(Directions)
Rewrite the lines below as a numbered list, starting at the very first line and ending at the line that contains "The earth 47 is at (563, 637).", with both of those included. Skip any blank lines.

(Records shown)
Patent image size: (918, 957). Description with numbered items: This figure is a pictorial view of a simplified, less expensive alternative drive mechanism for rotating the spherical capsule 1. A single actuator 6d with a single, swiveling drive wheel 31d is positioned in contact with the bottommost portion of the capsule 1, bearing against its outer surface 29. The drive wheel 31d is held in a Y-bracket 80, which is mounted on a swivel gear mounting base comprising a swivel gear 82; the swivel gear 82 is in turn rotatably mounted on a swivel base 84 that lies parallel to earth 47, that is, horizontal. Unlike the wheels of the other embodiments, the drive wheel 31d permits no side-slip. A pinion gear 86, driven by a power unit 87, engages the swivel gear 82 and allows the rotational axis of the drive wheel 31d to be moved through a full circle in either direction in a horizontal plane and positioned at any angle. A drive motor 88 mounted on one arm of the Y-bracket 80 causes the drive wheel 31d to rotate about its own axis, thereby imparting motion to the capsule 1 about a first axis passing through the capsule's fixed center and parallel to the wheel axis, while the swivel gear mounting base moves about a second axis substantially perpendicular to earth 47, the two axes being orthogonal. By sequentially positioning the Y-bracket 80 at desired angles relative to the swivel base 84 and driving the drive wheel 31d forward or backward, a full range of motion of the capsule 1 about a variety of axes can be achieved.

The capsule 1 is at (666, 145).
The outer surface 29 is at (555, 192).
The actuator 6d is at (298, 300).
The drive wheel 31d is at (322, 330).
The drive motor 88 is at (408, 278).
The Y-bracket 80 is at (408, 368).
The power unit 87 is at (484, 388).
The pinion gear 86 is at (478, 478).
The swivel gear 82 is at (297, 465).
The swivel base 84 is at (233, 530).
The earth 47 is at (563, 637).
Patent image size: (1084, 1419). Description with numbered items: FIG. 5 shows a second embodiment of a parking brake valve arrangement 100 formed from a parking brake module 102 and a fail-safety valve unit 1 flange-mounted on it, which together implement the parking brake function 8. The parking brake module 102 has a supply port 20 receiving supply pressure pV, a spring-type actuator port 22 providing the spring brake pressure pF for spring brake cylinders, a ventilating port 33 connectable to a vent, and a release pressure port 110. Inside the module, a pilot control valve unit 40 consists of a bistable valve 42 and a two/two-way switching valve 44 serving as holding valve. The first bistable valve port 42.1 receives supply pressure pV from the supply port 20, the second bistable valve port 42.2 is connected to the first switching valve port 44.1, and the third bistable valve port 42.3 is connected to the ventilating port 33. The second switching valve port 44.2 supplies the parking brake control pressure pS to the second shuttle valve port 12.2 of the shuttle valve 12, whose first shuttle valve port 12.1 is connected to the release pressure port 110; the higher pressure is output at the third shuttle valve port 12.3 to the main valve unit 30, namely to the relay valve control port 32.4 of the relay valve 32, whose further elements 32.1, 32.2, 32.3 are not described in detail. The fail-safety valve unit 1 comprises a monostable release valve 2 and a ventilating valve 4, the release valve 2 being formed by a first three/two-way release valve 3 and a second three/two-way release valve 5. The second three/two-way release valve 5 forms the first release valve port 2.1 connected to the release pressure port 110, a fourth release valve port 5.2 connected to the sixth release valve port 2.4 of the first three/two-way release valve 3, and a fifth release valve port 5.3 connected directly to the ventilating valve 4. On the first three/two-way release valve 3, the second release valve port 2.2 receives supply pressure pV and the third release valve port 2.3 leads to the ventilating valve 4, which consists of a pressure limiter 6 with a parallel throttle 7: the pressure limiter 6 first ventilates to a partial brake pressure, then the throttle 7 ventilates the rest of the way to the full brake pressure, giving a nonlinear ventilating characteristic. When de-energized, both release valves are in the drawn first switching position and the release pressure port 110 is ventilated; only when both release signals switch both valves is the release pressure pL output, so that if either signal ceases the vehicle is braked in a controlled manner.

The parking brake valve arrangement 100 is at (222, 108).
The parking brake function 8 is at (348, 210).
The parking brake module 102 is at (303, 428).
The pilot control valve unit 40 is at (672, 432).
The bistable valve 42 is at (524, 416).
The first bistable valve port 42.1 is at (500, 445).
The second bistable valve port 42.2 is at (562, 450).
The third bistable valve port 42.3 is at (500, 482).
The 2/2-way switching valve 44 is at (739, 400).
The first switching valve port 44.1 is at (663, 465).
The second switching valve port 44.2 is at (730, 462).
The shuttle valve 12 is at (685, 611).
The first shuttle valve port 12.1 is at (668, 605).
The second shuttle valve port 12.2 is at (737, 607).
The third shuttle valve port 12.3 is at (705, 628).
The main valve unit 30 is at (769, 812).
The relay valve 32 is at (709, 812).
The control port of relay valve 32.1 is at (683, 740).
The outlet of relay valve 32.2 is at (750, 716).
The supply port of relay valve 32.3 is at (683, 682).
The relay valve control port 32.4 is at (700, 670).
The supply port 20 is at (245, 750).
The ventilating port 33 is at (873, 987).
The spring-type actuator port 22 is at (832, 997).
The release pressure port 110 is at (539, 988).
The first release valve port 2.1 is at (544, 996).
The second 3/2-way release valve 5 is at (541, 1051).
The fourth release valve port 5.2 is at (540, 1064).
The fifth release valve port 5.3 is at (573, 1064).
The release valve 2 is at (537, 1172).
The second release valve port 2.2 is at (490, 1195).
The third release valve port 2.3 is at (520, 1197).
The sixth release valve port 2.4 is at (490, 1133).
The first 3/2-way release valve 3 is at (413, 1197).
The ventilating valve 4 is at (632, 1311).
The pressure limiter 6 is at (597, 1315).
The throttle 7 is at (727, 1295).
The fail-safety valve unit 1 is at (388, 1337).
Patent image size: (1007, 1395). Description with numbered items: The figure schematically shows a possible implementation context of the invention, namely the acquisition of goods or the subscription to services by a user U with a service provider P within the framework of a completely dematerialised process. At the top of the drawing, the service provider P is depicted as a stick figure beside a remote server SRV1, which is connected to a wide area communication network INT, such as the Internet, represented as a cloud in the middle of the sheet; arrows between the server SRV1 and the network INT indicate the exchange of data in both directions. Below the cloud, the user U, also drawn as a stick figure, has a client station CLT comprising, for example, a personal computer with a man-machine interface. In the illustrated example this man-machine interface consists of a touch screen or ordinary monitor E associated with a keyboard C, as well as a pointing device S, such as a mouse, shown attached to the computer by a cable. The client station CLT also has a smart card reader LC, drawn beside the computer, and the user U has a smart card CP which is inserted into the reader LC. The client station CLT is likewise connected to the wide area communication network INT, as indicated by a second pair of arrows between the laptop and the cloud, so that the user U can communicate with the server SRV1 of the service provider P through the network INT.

(Solution below)
1. Patent image size: (918, 957). Description with numbered items: This figure is a pictorial view of a simplified, less expensive alternative drive mechanism for rotating the spherical capsule 1. A single actuator 6d with a single, swiveling drive wheel 31d is positioned in contact with the bottommost portion of the capsule 1, bearing against its outer surface 29. The drive wheel 31d is held in a Y-bracket 80, which is mounted on a swivel gear mounting base comprising a swivel gear 82; the swivel gear 82 is in turn rotatably mounted on a swivel base 84 that lies parallel to earth 47, that is, horizontal. Unlike the wheels of the other embodiments, the drive wheel 31d permits no side-slip. A pinion gear 86, driven by a power unit 87, engages the swivel gear 82 and allows the rotational axis of the drive wheel 31d to be moved through a full circle in either direction in a horizontal plane and positioned at any angle. A drive motor 88 mounted on one arm of the Y-bracket 80 causes the drive wheel 31d to rotate about its own axis, thereby imparting motion to the capsule 1 about a first axis passing through the capsule's fixed center and parallel to the wheel axis, while the swivel gear mounting base moves about a second axis substantially perpendicular to earth 47, the two axes being orthogonal. By sequentially positioning the Y-bracket 80 at desired angles relative to the swivel base 84 and driving the drive wheel 31d forward or backward, a full range of motion of the capsule 1 about a variety of axes can be achieved.
2. The capsule 1 is at (666, 145).
3. The outer surface 29 is at (555, 192).
4. The actuator 6d is at (298, 300).
5. The drive wheel 31d is at (322, 330).
6. The drive motor 88 is at (408, 278).
7. The Y-bracket 80 is at (408, 368).
8. The power unit 87 is at (484, 388).
9. The pinion gear 86 is at (478, 478).
10. The swivel gear 82 is at (297, 465).
11. The swivel base 84 is at (233, 530).
12. The earth 47 is at (563, 637).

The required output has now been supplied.